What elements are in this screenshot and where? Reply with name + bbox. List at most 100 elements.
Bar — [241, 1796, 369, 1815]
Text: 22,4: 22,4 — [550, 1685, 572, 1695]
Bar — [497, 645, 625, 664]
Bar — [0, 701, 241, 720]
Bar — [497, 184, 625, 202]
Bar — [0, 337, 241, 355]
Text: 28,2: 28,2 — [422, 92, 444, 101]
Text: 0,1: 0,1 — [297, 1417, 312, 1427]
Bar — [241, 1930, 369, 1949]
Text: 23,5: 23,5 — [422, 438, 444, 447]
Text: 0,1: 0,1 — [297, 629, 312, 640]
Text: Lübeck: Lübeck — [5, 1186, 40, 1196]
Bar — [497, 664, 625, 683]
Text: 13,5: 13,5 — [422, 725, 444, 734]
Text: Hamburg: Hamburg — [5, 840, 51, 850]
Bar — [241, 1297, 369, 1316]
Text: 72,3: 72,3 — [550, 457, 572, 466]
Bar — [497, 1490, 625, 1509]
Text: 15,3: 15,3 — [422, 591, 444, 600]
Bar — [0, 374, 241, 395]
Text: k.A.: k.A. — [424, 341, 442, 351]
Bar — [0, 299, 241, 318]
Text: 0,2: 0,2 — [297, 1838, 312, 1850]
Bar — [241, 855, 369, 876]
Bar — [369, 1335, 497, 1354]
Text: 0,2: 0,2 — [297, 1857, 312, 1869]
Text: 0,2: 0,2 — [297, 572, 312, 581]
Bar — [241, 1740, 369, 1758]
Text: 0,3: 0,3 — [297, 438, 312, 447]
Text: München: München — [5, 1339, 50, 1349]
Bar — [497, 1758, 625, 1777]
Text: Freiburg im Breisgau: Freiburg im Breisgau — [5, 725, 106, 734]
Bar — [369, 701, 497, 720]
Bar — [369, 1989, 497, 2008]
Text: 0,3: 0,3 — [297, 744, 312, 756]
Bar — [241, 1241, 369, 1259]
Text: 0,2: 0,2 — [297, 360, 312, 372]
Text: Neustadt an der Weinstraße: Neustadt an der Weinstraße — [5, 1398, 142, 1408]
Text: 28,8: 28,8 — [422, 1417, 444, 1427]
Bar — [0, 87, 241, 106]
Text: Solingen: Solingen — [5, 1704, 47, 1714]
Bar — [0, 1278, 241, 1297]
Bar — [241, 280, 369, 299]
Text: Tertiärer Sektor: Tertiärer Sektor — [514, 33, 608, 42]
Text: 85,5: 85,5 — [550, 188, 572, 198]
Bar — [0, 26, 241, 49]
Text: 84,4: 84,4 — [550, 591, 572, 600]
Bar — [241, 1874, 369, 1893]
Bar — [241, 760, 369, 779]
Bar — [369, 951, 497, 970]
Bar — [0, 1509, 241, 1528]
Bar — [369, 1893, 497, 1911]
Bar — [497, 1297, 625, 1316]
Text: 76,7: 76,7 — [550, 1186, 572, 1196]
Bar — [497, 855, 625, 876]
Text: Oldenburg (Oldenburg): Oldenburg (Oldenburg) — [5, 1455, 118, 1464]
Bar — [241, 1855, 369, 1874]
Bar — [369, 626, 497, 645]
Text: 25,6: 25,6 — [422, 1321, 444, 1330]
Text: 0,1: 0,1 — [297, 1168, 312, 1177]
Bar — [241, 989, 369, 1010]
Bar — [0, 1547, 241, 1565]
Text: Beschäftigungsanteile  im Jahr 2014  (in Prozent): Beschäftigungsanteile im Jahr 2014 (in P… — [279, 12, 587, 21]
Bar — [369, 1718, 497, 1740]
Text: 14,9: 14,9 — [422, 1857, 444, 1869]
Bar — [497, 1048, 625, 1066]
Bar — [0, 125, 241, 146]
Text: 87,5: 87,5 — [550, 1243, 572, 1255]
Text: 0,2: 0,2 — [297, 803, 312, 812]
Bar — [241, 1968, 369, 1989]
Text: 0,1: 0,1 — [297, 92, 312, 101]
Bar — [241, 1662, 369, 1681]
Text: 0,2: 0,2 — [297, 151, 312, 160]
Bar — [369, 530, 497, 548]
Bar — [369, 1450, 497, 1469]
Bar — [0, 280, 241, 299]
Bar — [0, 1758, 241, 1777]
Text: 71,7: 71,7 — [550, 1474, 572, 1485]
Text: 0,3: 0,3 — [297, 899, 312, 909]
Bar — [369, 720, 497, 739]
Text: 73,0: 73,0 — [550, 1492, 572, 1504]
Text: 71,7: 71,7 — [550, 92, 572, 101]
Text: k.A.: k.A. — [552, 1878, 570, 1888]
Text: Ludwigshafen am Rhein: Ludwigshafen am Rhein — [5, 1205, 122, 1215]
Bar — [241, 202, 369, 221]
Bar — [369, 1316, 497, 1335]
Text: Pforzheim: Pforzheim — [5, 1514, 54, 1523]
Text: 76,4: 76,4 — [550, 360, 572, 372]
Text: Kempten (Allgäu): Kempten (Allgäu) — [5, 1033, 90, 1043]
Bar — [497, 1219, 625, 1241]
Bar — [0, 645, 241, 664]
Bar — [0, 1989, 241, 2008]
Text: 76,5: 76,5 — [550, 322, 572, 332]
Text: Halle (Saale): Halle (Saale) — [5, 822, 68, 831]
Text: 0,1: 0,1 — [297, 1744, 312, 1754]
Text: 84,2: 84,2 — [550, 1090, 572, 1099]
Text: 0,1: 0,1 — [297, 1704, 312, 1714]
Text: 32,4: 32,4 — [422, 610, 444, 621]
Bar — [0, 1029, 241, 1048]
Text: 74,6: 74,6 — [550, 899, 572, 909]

++++++

Please turn the listing above into a JSON list of strings, with one string for each line and blank lines left out.

Output below
[
  "What elements are in this screenshot and where? Reply with name + bbox. List at most 100 elements.",
  "Bar — [241, 1796, 369, 1815]",
  "Text: 22,4: 22,4 — [550, 1685, 572, 1695]",
  "Bar — [497, 645, 625, 664]",
  "Bar — [0, 701, 241, 720]",
  "Bar — [497, 184, 625, 202]",
  "Bar — [0, 337, 241, 355]",
  "Text: 28,2: 28,2 — [422, 92, 444, 101]",
  "Text: 0,1: 0,1 — [297, 1417, 312, 1427]",
  "Bar — [241, 1930, 369, 1949]",
  "Text: 23,5: 23,5 — [422, 438, 444, 447]",
  "Text: 0,1: 0,1 — [297, 629, 312, 640]",
  "Text: Lübeck: Lübeck — [5, 1186, 40, 1196]",
  "Bar — [497, 664, 625, 683]",
  "Text: 13,5: 13,5 — [422, 725, 444, 734]",
  "Text: Hamburg: Hamburg — [5, 840, 51, 850]",
  "Bar — [241, 1297, 369, 1316]",
  "Text: 72,3: 72,3 — [550, 457, 572, 466]",
  "Bar — [497, 1490, 625, 1509]",
  "Text: 15,3: 15,3 — [422, 591, 444, 600]",
  "Bar — [0, 374, 241, 395]",
  "Text: k.A.: k.A. — [424, 341, 442, 351]",
  "Bar — [0, 299, 241, 318]",
  "Text: 0,2: 0,2 — [297, 1838, 312, 1850]",
  "Bar — [241, 855, 369, 876]",
  "Bar — [369, 1335, 497, 1354]",
  "Text: 0,2: 0,2 — [297, 1857, 312, 1869]",
  "Text: 0,2: 0,2 — [297, 572, 312, 581]",
  "Bar — [241, 1740, 369, 1758]",
  "Text: 0,3: 0,3 — [297, 438, 312, 447]",
  "Text: München: München — [5, 1339, 50, 1349]",
  "Bar — [497, 1758, 625, 1777]",
  "Text: Freiburg im Breisgau: Freiburg im Breisgau — [5, 725, 106, 734]",
  "Bar — [369, 701, 497, 720]",
  "Bar — [369, 1989, 497, 2008]",
  "Text: 0,3: 0,3 — [297, 744, 312, 756]",
  "Bar — [241, 1241, 369, 1259]",
  "Text: 0,2: 0,2 — [297, 360, 312, 372]",
  "Text: Neustadt an der Weinstraße: Neustadt an der Weinstraße — [5, 1398, 142, 1408]",
  "Text: 28,8: 28,8 — [422, 1417, 444, 1427]",
  "Bar — [0, 87, 241, 106]",
  "Text: Solingen: Solingen — [5, 1704, 47, 1714]",
  "Bar — [0, 1278, 241, 1297]",
  "Bar — [241, 280, 369, 299]",
  "Text: Tertiärer Sektor: Tertiärer Sektor — [514, 33, 608, 42]",
  "Text: 85,5: 85,5 — [550, 188, 572, 198]",
  "Bar — [0, 26, 241, 49]",
  "Text: 84,4: 84,4 — [550, 591, 572, 600]",
  "Bar — [241, 1874, 369, 1893]",
  "Bar — [241, 760, 369, 779]",
  "Bar — [369, 951, 497, 970]",
  "Bar — [0, 1509, 241, 1528]",
  "Bar — [369, 1893, 497, 1911]",
  "Bar — [497, 1297, 625, 1316]",
  "Text: 76,7: 76,7 — [550, 1186, 572, 1196]",
  "Bar — [497, 855, 625, 876]",
  "Text: Oldenburg (Oldenburg): Oldenburg (Oldenburg) — [5, 1455, 118, 1464]",
  "Bar — [241, 1855, 369, 1874]",
  "Bar — [369, 626, 497, 645]",
  "Text: 25,6: 25,6 — [422, 1321, 444, 1330]",
  "Text: 0,1: 0,1 — [297, 1168, 312, 1177]",
  "Bar — [241, 989, 369, 1010]",
  "Bar — [0, 1547, 241, 1565]",
  "Text: Beschäftigungsanteile  im Jahr 2014  (in Prozent): Beschäftigungsanteile im Jahr 2014 (in P… — [279, 12, 587, 21]",
  "Bar — [369, 1718, 497, 1740]",
  "Text: 14,9: 14,9 — [422, 1857, 444, 1869]",
  "Bar — [497, 1048, 625, 1066]",
  "Bar — [0, 125, 241, 146]",
  "Text: 87,5: 87,5 — [550, 1243, 572, 1255]",
  "Text: 0,2: 0,2 — [297, 803, 312, 812]",
  "Bar — [241, 1968, 369, 1989]",
  "Text: 0,1: 0,1 — [297, 92, 312, 101]",
  "Bar — [241, 1662, 369, 1681]",
  "Text: 0,2: 0,2 — [297, 151, 312, 160]",
  "Bar — [369, 530, 497, 548]",
  "Bar — [369, 1450, 497, 1469]",
  "Bar — [0, 280, 241, 299]",
  "Bar — [0, 1758, 241, 1777]",
  "Text: 71,7: 71,7 — [550, 1474, 572, 1485]",
  "Text: 0,3: 0,3 — [297, 899, 312, 909]",
  "Bar — [369, 720, 497, 739]",
  "Text: 73,0: 73,0 — [550, 1492, 572, 1504]",
  "Text: 71,7: 71,7 — [550, 92, 572, 101]",
  "Text: k.A.: k.A. — [552, 1878, 570, 1888]",
  "Text: Ludwigshafen am Rhein: Ludwigshafen am Rhein — [5, 1205, 122, 1215]",
  "Bar — [241, 202, 369, 221]",
  "Bar — [369, 1316, 497, 1335]",
  "Text: Pforzheim: Pforzheim — [5, 1514, 54, 1523]",
  "Text: 76,4: 76,4 — [550, 360, 572, 372]",
  "Text: Kempten (Allgäu): Kempten (Allgäu) — [5, 1033, 90, 1043]",
  "Bar — [497, 1219, 625, 1241]",
  "Bar — [0, 645, 241, 664]",
  "Bar — [0, 1989, 241, 2008]",
  "Text: 76,5: 76,5 — [550, 322, 572, 332]",
  "Text: Halle (Saale): Halle (Saale) — [5, 822, 68, 831]",
  "Text: 0,1: 0,1 — [297, 1744, 312, 1754]",
  "Text: 84,2: 84,2 — [550, 1090, 572, 1099]",
  "Text: 0,1: 0,1 — [297, 1704, 312, 1714]",
  "Text: 32,4: 32,4 — [422, 610, 444, 621]",
  "Bar — [0, 1029, 241, 1048]",
  "Text: 74,6: 74,6 — [550, 899, 572, 909]"
]